**WHAT TO PRODUCE**
Go through the material below and copy all lines with "regent".

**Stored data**
——
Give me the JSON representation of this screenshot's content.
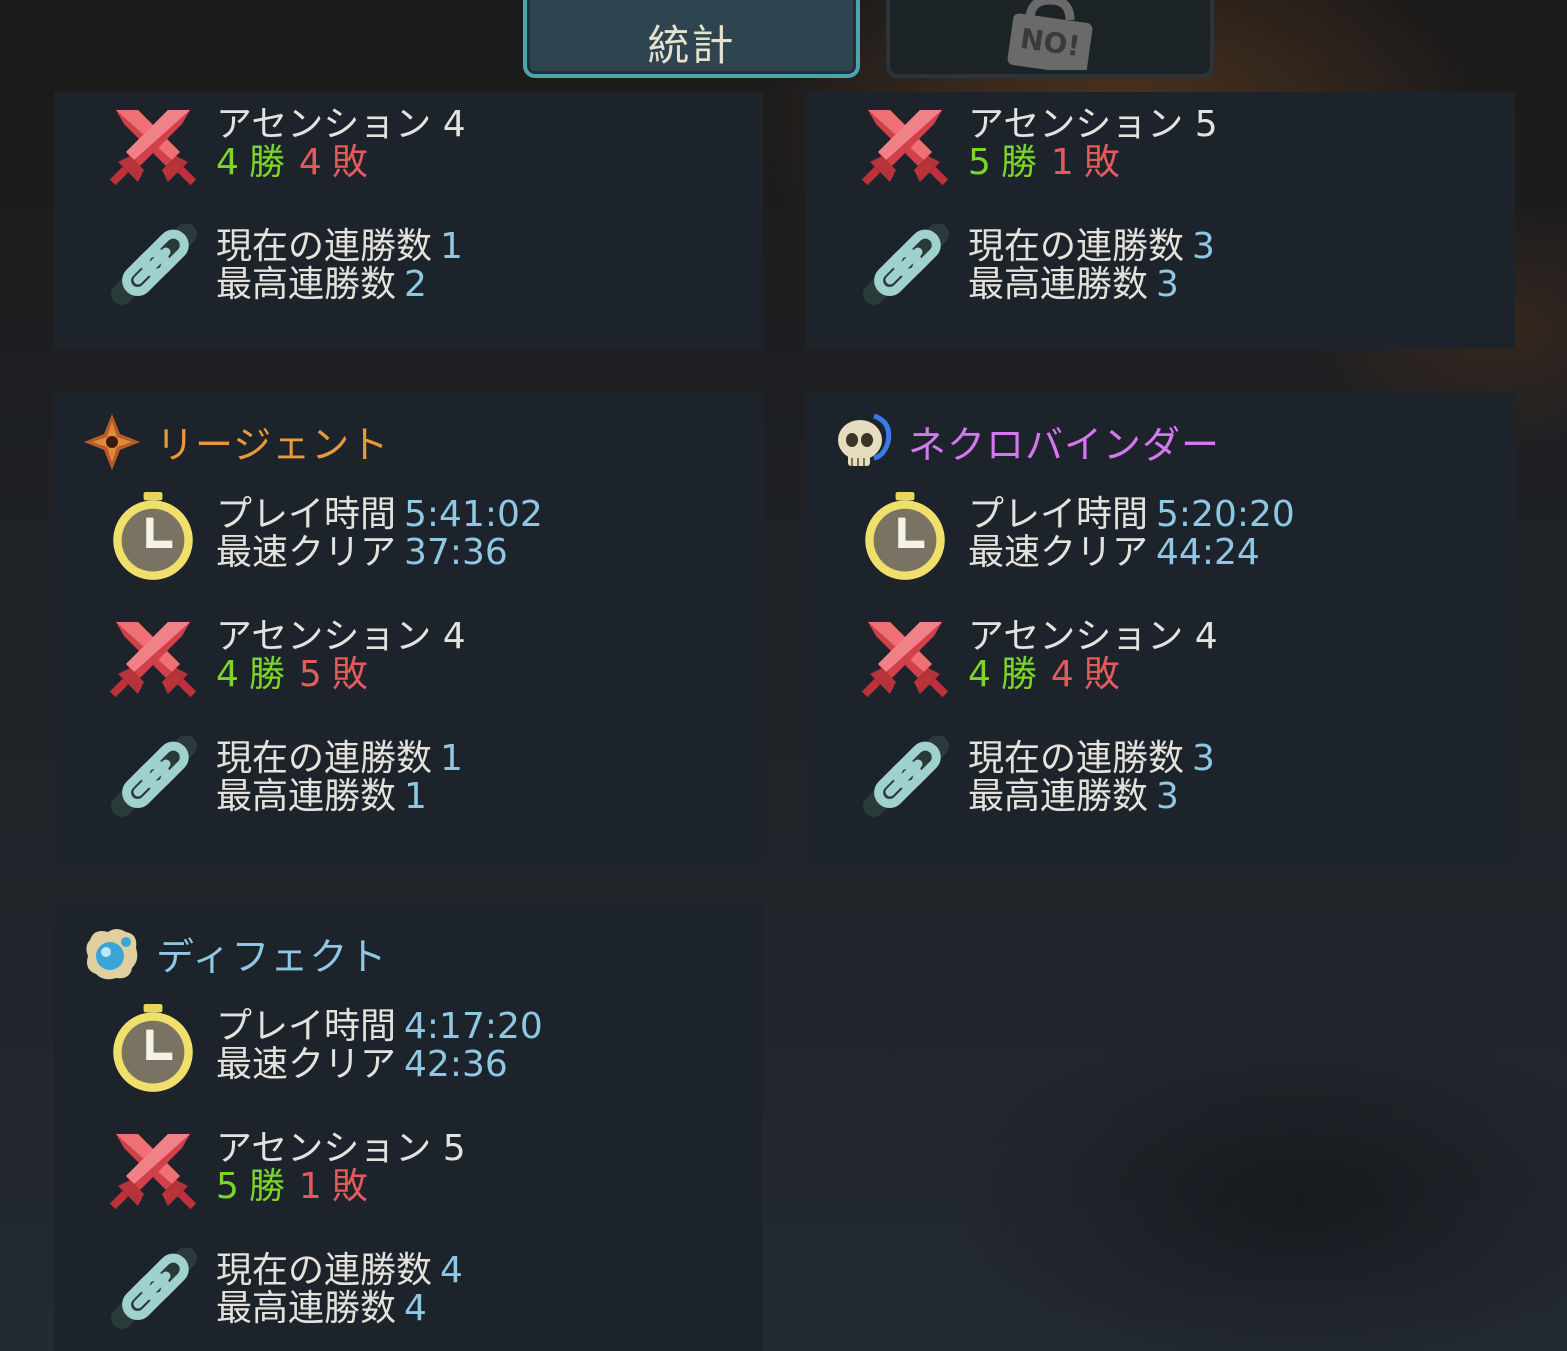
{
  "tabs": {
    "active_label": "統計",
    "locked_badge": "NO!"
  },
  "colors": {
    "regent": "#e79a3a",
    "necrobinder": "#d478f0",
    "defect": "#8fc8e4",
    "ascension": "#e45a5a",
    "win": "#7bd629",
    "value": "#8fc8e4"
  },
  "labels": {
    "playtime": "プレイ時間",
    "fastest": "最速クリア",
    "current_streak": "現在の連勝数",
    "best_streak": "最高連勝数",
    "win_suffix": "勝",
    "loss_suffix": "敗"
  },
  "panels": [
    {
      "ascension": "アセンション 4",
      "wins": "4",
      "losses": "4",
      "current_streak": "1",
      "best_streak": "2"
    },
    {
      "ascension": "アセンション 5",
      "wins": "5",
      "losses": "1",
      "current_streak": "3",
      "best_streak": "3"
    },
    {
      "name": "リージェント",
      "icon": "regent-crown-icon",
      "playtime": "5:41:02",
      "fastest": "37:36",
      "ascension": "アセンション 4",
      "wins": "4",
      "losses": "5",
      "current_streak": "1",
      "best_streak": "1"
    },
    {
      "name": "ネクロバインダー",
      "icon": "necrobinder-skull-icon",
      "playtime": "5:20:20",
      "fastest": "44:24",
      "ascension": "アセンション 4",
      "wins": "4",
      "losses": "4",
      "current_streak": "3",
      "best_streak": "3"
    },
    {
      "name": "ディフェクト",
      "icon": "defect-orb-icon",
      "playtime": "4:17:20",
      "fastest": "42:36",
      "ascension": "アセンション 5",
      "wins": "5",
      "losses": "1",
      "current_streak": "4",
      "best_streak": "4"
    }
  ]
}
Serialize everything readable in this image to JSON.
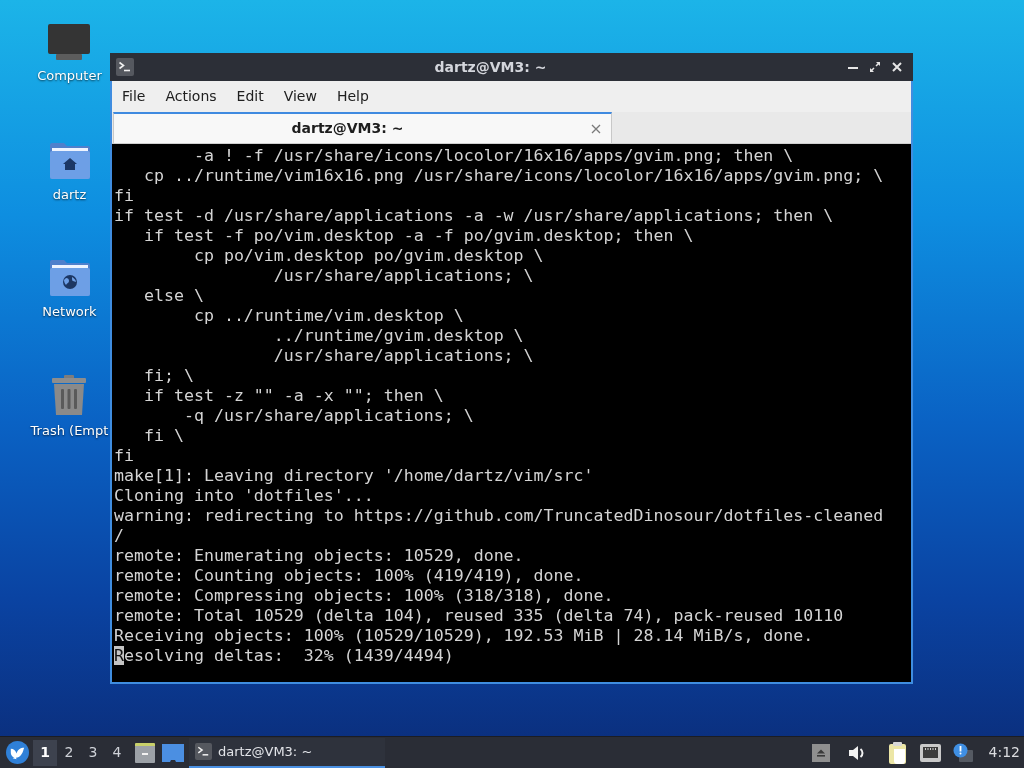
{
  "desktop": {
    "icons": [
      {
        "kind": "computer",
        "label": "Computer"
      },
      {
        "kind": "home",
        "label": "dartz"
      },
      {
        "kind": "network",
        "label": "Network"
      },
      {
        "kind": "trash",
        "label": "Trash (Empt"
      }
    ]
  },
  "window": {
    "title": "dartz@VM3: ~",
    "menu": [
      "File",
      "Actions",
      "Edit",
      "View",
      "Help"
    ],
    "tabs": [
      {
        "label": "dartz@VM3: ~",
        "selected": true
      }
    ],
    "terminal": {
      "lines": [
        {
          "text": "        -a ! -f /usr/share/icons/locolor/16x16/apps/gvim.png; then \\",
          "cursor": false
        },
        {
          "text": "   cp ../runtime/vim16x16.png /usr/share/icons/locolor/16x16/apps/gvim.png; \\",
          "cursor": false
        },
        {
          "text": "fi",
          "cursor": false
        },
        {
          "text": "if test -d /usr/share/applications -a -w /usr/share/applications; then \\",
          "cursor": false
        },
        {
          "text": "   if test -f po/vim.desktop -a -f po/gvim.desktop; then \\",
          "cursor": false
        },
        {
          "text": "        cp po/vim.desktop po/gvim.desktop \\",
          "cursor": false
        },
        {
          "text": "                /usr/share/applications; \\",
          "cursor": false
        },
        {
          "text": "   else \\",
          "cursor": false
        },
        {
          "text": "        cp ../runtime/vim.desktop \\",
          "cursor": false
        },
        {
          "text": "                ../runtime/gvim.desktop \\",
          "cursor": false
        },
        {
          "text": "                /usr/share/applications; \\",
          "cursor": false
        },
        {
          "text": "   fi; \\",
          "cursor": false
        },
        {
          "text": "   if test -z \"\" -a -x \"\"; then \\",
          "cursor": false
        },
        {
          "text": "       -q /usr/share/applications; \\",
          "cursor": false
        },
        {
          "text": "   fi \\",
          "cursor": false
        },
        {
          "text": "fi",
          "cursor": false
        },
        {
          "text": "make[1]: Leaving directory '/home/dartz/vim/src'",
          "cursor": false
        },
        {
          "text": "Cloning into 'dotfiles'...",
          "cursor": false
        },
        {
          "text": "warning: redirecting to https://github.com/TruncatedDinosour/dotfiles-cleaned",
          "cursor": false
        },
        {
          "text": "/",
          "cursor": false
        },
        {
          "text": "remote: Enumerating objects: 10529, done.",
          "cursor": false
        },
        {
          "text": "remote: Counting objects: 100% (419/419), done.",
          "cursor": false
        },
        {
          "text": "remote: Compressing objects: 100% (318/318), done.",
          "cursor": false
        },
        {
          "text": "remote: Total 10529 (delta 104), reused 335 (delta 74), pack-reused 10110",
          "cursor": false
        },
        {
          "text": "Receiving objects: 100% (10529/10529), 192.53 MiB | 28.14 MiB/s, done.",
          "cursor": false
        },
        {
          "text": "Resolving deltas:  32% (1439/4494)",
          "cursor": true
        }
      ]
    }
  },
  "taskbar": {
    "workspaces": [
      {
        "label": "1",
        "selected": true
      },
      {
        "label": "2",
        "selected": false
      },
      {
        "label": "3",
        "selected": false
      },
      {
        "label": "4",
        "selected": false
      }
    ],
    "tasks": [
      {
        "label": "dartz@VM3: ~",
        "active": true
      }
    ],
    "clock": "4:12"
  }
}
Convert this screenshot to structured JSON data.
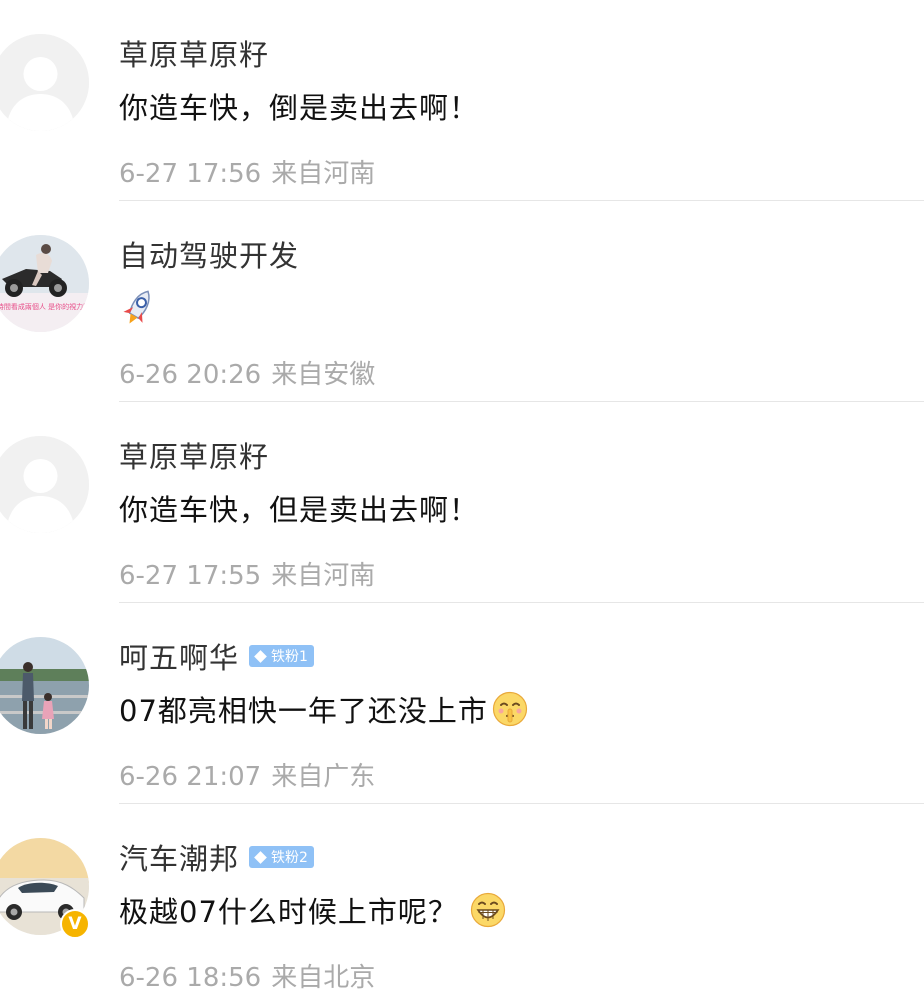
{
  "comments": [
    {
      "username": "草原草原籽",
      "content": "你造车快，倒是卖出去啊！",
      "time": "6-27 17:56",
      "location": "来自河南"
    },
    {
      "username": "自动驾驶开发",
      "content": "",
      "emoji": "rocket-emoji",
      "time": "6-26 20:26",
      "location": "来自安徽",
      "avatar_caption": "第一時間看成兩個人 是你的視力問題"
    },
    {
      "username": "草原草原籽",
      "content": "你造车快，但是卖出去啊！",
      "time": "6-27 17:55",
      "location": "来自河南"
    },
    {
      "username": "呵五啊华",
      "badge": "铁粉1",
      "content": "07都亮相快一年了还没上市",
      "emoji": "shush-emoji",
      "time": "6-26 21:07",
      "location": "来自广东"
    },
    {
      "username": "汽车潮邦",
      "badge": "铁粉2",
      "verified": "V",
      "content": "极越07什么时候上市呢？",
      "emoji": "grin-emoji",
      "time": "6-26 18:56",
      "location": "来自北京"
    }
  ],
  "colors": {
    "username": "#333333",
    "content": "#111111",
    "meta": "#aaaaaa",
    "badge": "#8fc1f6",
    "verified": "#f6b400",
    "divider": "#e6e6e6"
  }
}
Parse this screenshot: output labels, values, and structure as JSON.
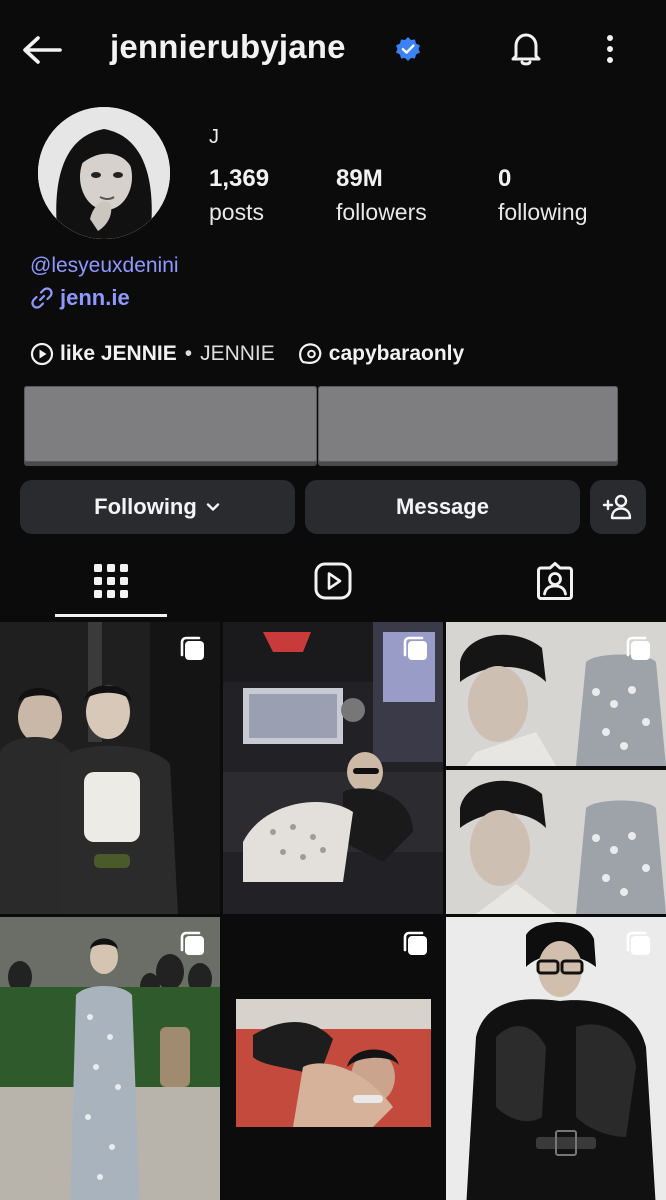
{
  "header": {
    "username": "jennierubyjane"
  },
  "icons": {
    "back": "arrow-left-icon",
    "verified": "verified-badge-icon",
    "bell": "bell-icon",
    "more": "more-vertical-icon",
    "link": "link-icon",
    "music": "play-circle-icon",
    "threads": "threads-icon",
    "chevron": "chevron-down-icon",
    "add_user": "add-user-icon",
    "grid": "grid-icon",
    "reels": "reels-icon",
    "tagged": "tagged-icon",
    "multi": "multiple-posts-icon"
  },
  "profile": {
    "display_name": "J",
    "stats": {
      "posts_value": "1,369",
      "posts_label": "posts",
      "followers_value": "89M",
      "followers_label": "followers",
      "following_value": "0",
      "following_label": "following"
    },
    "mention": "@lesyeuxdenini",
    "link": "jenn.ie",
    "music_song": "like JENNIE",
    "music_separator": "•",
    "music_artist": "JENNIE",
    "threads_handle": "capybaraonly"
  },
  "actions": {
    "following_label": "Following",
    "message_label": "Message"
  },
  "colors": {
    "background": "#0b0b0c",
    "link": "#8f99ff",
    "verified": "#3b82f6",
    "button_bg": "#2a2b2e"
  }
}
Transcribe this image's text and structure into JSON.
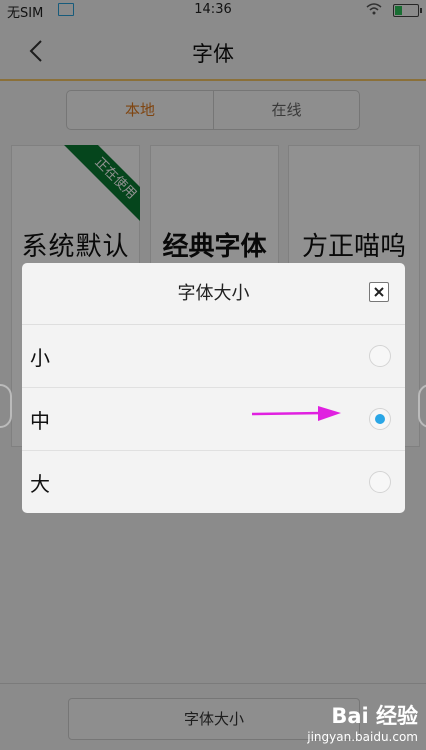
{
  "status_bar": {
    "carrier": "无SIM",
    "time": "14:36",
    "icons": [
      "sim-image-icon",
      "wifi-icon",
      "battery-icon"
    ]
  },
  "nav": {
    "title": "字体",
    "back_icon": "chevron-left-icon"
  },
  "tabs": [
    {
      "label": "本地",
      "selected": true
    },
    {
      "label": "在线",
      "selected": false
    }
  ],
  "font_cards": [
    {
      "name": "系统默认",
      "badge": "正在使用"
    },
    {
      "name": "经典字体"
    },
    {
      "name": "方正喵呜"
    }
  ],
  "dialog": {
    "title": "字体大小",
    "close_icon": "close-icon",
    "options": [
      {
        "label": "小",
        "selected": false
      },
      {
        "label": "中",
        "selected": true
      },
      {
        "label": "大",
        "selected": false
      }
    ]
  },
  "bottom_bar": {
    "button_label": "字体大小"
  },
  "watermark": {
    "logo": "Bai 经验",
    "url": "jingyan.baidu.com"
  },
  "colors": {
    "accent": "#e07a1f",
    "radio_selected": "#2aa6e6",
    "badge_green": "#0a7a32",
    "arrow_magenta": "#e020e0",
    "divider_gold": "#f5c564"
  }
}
——
**TASK ANSWER**
    "regent": "#e79a3a",
      "icon": "regent-crown-icon",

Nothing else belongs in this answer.